[START]

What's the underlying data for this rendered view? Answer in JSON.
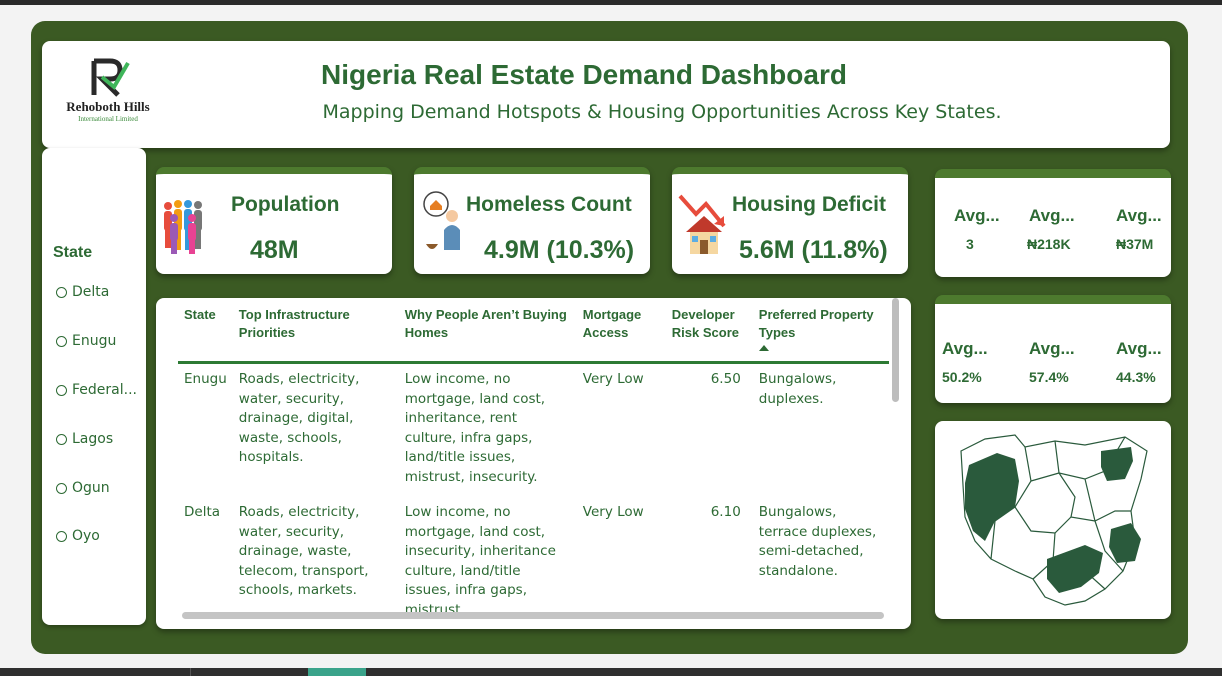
{
  "header": {
    "title": "Nigeria Real Estate Demand Dashboard",
    "subtitle": "Mapping Demand Hotspots & Housing Opportunities Across Key States.",
    "logo_name": "Rehoboth Hills",
    "logo_sub": "International Limited"
  },
  "slicer": {
    "title": "State",
    "items": [
      "Delta",
      "Enugu",
      "Federal...",
      "Lagos",
      "Ogun",
      "Oyo"
    ]
  },
  "kpis": [
    {
      "label": "Population",
      "value": "48M",
      "icon": "people-group-icon"
    },
    {
      "label": "Homeless Count",
      "value": "4.9M (10.3%)",
      "icon": "homeless-person-icon"
    },
    {
      "label": "Housing Deficit",
      "value": "5.6M (11.8%)",
      "icon": "house-decline-icon"
    }
  ],
  "avg_cards": [
    {
      "items": [
        {
          "label": "Avg...",
          "value": "3"
        },
        {
          "label": "Avg...",
          "value": "₦218K"
        },
        {
          "label": "Avg...",
          "value": "₦37M"
        }
      ]
    },
    {
      "items": [
        {
          "label": "Avg...",
          "value": "50.2%"
        },
        {
          "label": "Avg...",
          "value": "57.4%"
        },
        {
          "label": "Avg...",
          "value": "44.3%"
        }
      ]
    }
  ],
  "table": {
    "columns": [
      "State",
      "Top Infrastructure Priorities",
      "Why People Aren’t Buying Homes",
      "Mortgage Access",
      "Developer Risk Score",
      "Preferred Property Types"
    ],
    "rows": [
      [
        "Enugu",
        "Roads, electricity, water, security, drainage, digital, waste, schools, hospitals.",
        "Low income, no mortgage, land cost, inheritance, rent culture, infra gaps, land/title issues, mistrust, insecurity.",
        "Very Low",
        "6.50",
        "Bungalows, duplexes."
      ],
      [
        "Delta",
        "Roads, electricity, water, security, drainage, waste, telecom, transport, schools, markets.",
        "Low income, no mortgage, land cost, insecurity, inheritance culture, land/title issues, infra gaps, mistrust.",
        "Very Low",
        "6.10",
        "Bungalows, terrace duplexes, semi-detached, standalone."
      ]
    ]
  },
  "colors": {
    "frame": "#3b5a23",
    "accent": "#2d6a34",
    "map_fill": "#2a5a3c"
  }
}
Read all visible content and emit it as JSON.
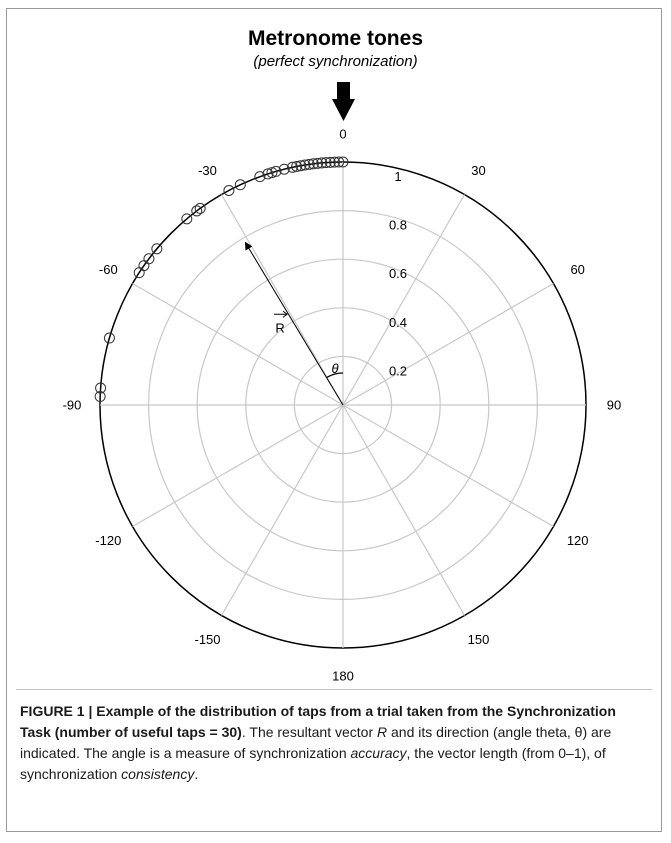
{
  "figure": {
    "title": "Metronome tones",
    "subtitle": "(perfect synchronization)"
  },
  "chart_data": {
    "type": "polar-scatter",
    "angle_unit": "degrees",
    "angle_ticks": [
      0,
      30,
      60,
      90,
      120,
      150,
      180,
      -150,
      -120,
      -90,
      -60,
      -30
    ],
    "radial_ticks": [
      0.2,
      0.4,
      0.6,
      0.8,
      1
    ],
    "radial_range": [
      0,
      1
    ],
    "grid": true,
    "taps": [
      {
        "angle": 0,
        "r": 1
      },
      {
        "angle": -1,
        "r": 1
      },
      {
        "angle": -2,
        "r": 1
      },
      {
        "angle": -3,
        "r": 1
      },
      {
        "angle": -4,
        "r": 1
      },
      {
        "angle": -5,
        "r": 1
      },
      {
        "angle": -6,
        "r": 1
      },
      {
        "angle": -7,
        "r": 1
      },
      {
        "angle": -8,
        "r": 1
      },
      {
        "angle": -9,
        "r": 1
      },
      {
        "angle": -10,
        "r": 1
      },
      {
        "angle": -11,
        "r": 1
      },
      {
        "angle": -12,
        "r": 1
      },
      {
        "angle": -14,
        "r": 1
      },
      {
        "angle": -16,
        "r": 1
      },
      {
        "angle": -17,
        "r": 1
      },
      {
        "angle": -18,
        "r": 1
      },
      {
        "angle": -20,
        "r": 1
      },
      {
        "angle": -25,
        "r": 1
      },
      {
        "angle": -28,
        "r": 1
      },
      {
        "angle": -36,
        "r": 1
      },
      {
        "angle": -37,
        "r": 1
      },
      {
        "angle": -40,
        "r": 1
      },
      {
        "angle": -50,
        "r": 1
      },
      {
        "angle": -53,
        "r": 1
      },
      {
        "angle": -55,
        "r": 1
      },
      {
        "angle": -57,
        "r": 1
      },
      {
        "angle": -74,
        "r": 1
      },
      {
        "angle": -86,
        "r": 1
      },
      {
        "angle": -88,
        "r": 1
      }
    ],
    "resultant_vector": {
      "label": "R",
      "angle": -31,
      "r": 0.78
    },
    "theta_label": "θ"
  },
  "caption": {
    "figure_label": "FIGURE 1 | Example of the distribution of taps from a trial taken from the Synchronization Task (number of useful taps = 30)",
    "text_1": ". The resultant vector ",
    "R": "R",
    "text_2": " and its direction (angle theta, θ) are indicated. The angle is a measure of synchronization ",
    "accuracy": "accuracy",
    "text_3": ", the vector length (from 0–1), of synchronization ",
    "consistency": "consistency",
    "text_4": "."
  }
}
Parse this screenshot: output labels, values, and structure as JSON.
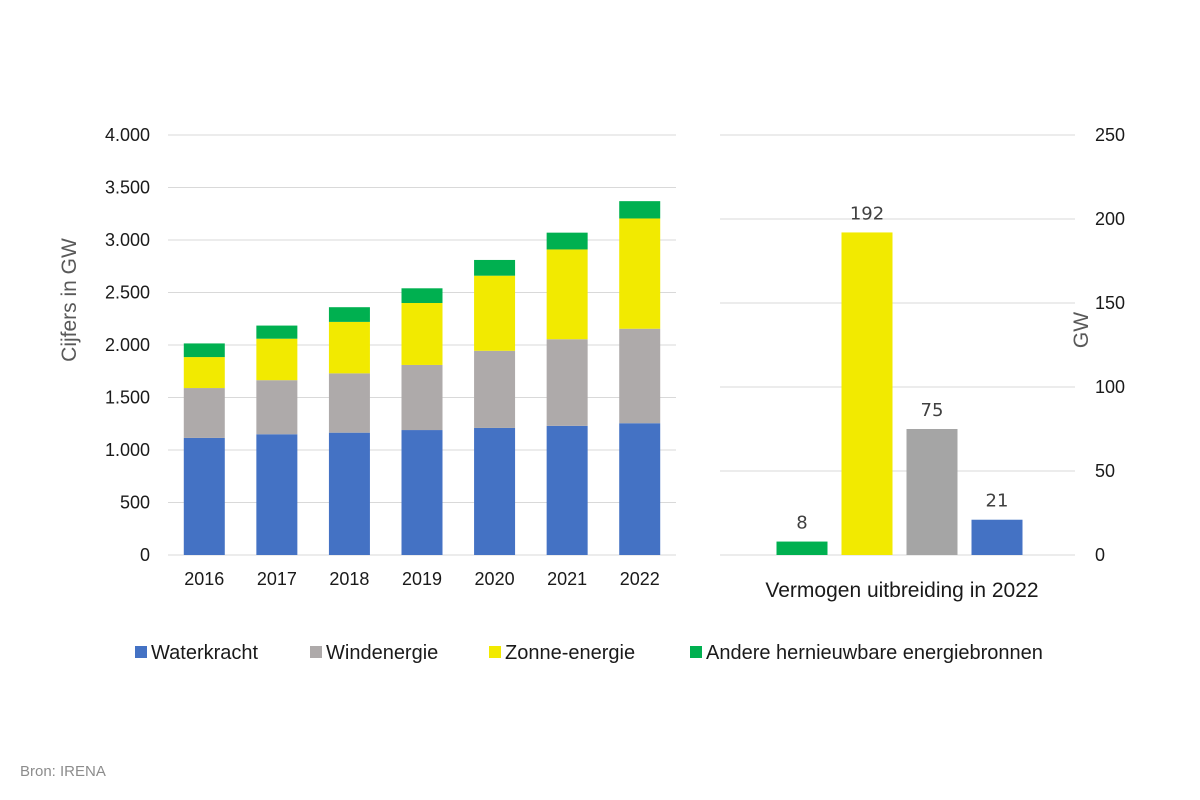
{
  "chart_data": [
    {
      "type": "bar",
      "stacked": true,
      "categories": [
        "2016",
        "2017",
        "2018",
        "2019",
        "2020",
        "2021",
        "2022"
      ],
      "ylabel": "Cijfers in GW",
      "ylim": [
        0,
        4000
      ],
      "yticks": [
        0,
        500,
        1000,
        1500,
        2000,
        2500,
        3000,
        3500,
        4000
      ],
      "ytick_labels": [
        "0",
        "500",
        "1.000",
        "1.500",
        "2.000",
        "2.500",
        "3.000",
        "3.500",
        "4.000"
      ],
      "grid": true,
      "series": [
        {
          "name": "Waterkracht",
          "color": "#4472C4",
          "values": [
            1115,
            1150,
            1165,
            1190,
            1210,
            1230,
            1255
          ]
        },
        {
          "name": "Windenergie",
          "color": "#AEAAAA",
          "values": [
            475,
            515,
            565,
            620,
            735,
            825,
            900
          ]
        },
        {
          "name": "Zonne-energie",
          "color": "#F2EA00",
          "values": [
            295,
            395,
            490,
            590,
            715,
            855,
            1050
          ]
        },
        {
          "name": "Andere hernieuwbare energiebronnen",
          "color": "#00B050",
          "values": [
            130,
            125,
            140,
            140,
            150,
            160,
            165
          ]
        }
      ]
    },
    {
      "type": "bar",
      "xlabel": "Vermogen uitbreiding in 2022",
      "ylabel": "GW",
      "ylim": [
        0,
        250
      ],
      "yticks": [
        0,
        50,
        100,
        150,
        200,
        250
      ],
      "ytick_labels": [
        "0",
        "50",
        "100",
        "150",
        "200",
        "250"
      ],
      "grid": true,
      "bars": [
        {
          "value": 8,
          "label": "8",
          "color": "#00B050"
        },
        {
          "value": 192,
          "label": "192",
          "color": "#F2EA00"
        },
        {
          "value": 75,
          "label": "75",
          "color": "#A5A5A5"
        },
        {
          "value": 21,
          "label": "21",
          "color": "#4472C4"
        }
      ]
    }
  ],
  "legend": {
    "position": "bottom",
    "items": [
      {
        "label": "Waterkracht",
        "color": "#4472C4"
      },
      {
        "label": "Windenergie",
        "color": "#AEAAAA"
      },
      {
        "label": "Zonne-energie",
        "color": "#F2EA00"
      },
      {
        "label": "Andere hernieuwbare energiebronnen",
        "color": "#00B050"
      }
    ]
  },
  "source": "Bron: IRENA"
}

[END]

Set down the material above as is, without any pictures.

__SOLUTION TO THIS PROBLEM__:
What's the underlying data for this rendered view? Answer in JSON.
{
  "header": {
    "title": "Nigeria Real Estate Demand Dashboard",
    "subtitle": "Mapping Demand Hotspots & Housing Opportunities Across Key States.",
    "logo_name": "Rehoboth Hills",
    "logo_sub": "International Limited"
  },
  "slicer": {
    "title": "State",
    "items": [
      "Delta",
      "Enugu",
      "Federal...",
      "Lagos",
      "Ogun",
      "Oyo"
    ]
  },
  "kpis": [
    {
      "label": "Population",
      "value": "48M",
      "icon": "people-group-icon"
    },
    {
      "label": "Homeless Count",
      "value": "4.9M (10.3%)",
      "icon": "homeless-person-icon"
    },
    {
      "label": "Housing Deficit",
      "value": "5.6M (11.8%)",
      "icon": "house-decline-icon"
    }
  ],
  "avg_cards": [
    {
      "items": [
        {
          "label": "Avg...",
          "value": "3"
        },
        {
          "label": "Avg...",
          "value": "₦218K"
        },
        {
          "label": "Avg...",
          "value": "₦37M"
        }
      ]
    },
    {
      "items": [
        {
          "label": "Avg...",
          "value": "50.2%"
        },
        {
          "label": "Avg...",
          "value": "57.4%"
        },
        {
          "label": "Avg...",
          "value": "44.3%"
        }
      ]
    }
  ],
  "table": {
    "columns": [
      "State",
      "Top Infrastructure Priorities",
      "Why People Aren’t Buying Homes",
      "Mortgage Access",
      "Developer Risk Score",
      "Preferred Property Types"
    ],
    "rows": [
      [
        "Enugu",
        "Roads, electricity, water, security, drainage, digital, waste, schools, hospitals.",
        "Low income, no mortgage, land cost, inheritance, rent culture, infra gaps, land/title issues, mistrust, insecurity.",
        "Very Low",
        "6.50",
        "Bungalows, duplexes."
      ],
      [
        "Delta",
        "Roads, electricity, water, security, drainage, waste, telecom, transport, schools, markets.",
        "Low income, no mortgage, land cost, insecurity, inheritance culture, land/title issues, infra gaps, mistrust.",
        "Very Low",
        "6.10",
        "Bungalows, terrace duplexes, semi-detached, standalone."
      ]
    ]
  },
  "colors": {
    "frame": "#3b5a23",
    "accent": "#2d6a34",
    "map_fill": "#2a5a3c"
  }
}
Read all visible content and emit it as JSON.
{
  "figure": {
    "title": "Metronome tones",
    "subtitle": "(perfect synchronization)"
  },
  "chart_data": {
    "type": "polar-scatter",
    "angle_unit": "degrees",
    "angle_ticks": [
      0,
      30,
      60,
      90,
      120,
      150,
      180,
      -150,
      -120,
      -90,
      -60,
      -30
    ],
    "radial_ticks": [
      0.2,
      0.4,
      0.6,
      0.8,
      1
    ],
    "radial_range": [
      0,
      1
    ],
    "grid": true,
    "taps": [
      {
        "angle": 0,
        "r": 1
      },
      {
        "angle": -1,
        "r": 1
      },
      {
        "angle": -2,
        "r": 1
      },
      {
        "angle": -3,
        "r": 1
      },
      {
        "angle": -4,
        "r": 1
      },
      {
        "angle": -5,
        "r": 1
      },
      {
        "angle": -6,
        "r": 1
      },
      {
        "angle": -7,
        "r": 1
      },
      {
        "angle": -8,
        "r": 1
      },
      {
        "angle": -9,
        "r": 1
      },
      {
        "angle": -10,
        "r": 1
      },
      {
        "angle": -11,
        "r": 1
      },
      {
        "angle": -12,
        "r": 1
      },
      {
        "angle": -14,
        "r": 1
      },
      {
        "angle": -16,
        "r": 1
      },
      {
        "angle": -17,
        "r": 1
      },
      {
        "angle": -18,
        "r": 1
      },
      {
        "angle": -20,
        "r": 1
      },
      {
        "angle": -25,
        "r": 1
      },
      {
        "angle": -28,
        "r": 1
      },
      {
        "angle": -36,
        "r": 1
      },
      {
        "angle": -37,
        "r": 1
      },
      {
        "angle": -40,
        "r": 1
      },
      {
        "angle": -50,
        "r": 1
      },
      {
        "angle": -53,
        "r": 1
      },
      {
        "angle": -55,
        "r": 1
      },
      {
        "angle": -57,
        "r": 1
      },
      {
        "angle": -74,
        "r": 1
      },
      {
        "angle": -86,
        "r": 1
      },
      {
        "angle": -88,
        "r": 1
      }
    ],
    "resultant_vector": {
      "label": "R",
      "angle": -31,
      "r": 0.78
    },
    "theta_label": "θ"
  },
  "caption": {
    "figure_label": "FIGURE 1 | Example of the distribution of taps from a trial taken from the Synchronization Task (number of useful taps = 30)",
    "text_1": ". The resultant vector ",
    "R": "R",
    "text_2": " and its direction (angle theta, θ) are indicated. The angle is a measure of synchronization ",
    "accuracy": "accuracy",
    "text_3": ", the vector length (from 0–1), of synchronization ",
    "consistency": "consistency",
    "text_4": "."
  }
}
Parse this screenshot: output labels, values, and structure as JSON.
{
  "chart_data": [
    {
      "type": "bar",
      "stacked": true,
      "categories": [
        "2016",
        "2017",
        "2018",
        "2019",
        "2020",
        "2021",
        "2022"
      ],
      "ylabel": "Cijfers in GW",
      "ylim": [
        0,
        4000
      ],
      "yticks": [
        0,
        500,
        1000,
        1500,
        2000,
        2500,
        3000,
        3500,
        4000
      ],
      "ytick_labels": [
        "0",
        "500",
        "1.000",
        "1.500",
        "2.000",
        "2.500",
        "3.000",
        "3.500",
        "4.000"
      ],
      "grid": true,
      "series": [
        {
          "name": "Waterkracht",
          "color": "#4472C4",
          "values": [
            1115,
            1150,
            1165,
            1190,
            1210,
            1230,
            1255
          ]
        },
        {
          "name": "Windenergie",
          "color": "#AEAAAA",
          "values": [
            475,
            515,
            565,
            620,
            735,
            825,
            900
          ]
        },
        {
          "name": "Zonne-energie",
          "color": "#F2EA00",
          "values": [
            295,
            395,
            490,
            590,
            715,
            855,
            1050
          ]
        },
        {
          "name": "Andere hernieuwbare energiebronnen",
          "color": "#00B050",
          "values": [
            130,
            125,
            140,
            140,
            150,
            160,
            165
          ]
        }
      ]
    },
    {
      "type": "bar",
      "xlabel": "Vermogen uitbreiding in 2022",
      "ylabel": "GW",
      "ylim": [
        0,
        250
      ],
      "yticks": [
        0,
        50,
        100,
        150,
        200,
        250
      ],
      "ytick_labels": [
        "0",
        "50",
        "100",
        "150",
        "200",
        "250"
      ],
      "grid": true,
      "bars": [
        {
          "value": 8,
          "label": "8",
          "color": "#00B050"
        },
        {
          "value": 192,
          "label": "192",
          "color": "#F2EA00"
        },
        {
          "value": 75,
          "label": "75",
          "color": "#A5A5A5"
        },
        {
          "value": 21,
          "label": "21",
          "color": "#4472C4"
        }
      ]
    }
  ],
  "legend": {
    "position": "bottom",
    "items": [
      {
        "label": "Waterkracht",
        "color": "#4472C4"
      },
      {
        "label": "Windenergie",
        "color": "#AEAAAA"
      },
      {
        "label": "Zonne-energie",
        "color": "#F2EA00"
      },
      {
        "label": "Andere hernieuwbare energiebronnen",
        "color": "#00B050"
      }
    ]
  },
  "source": "Bron: IRENA"
}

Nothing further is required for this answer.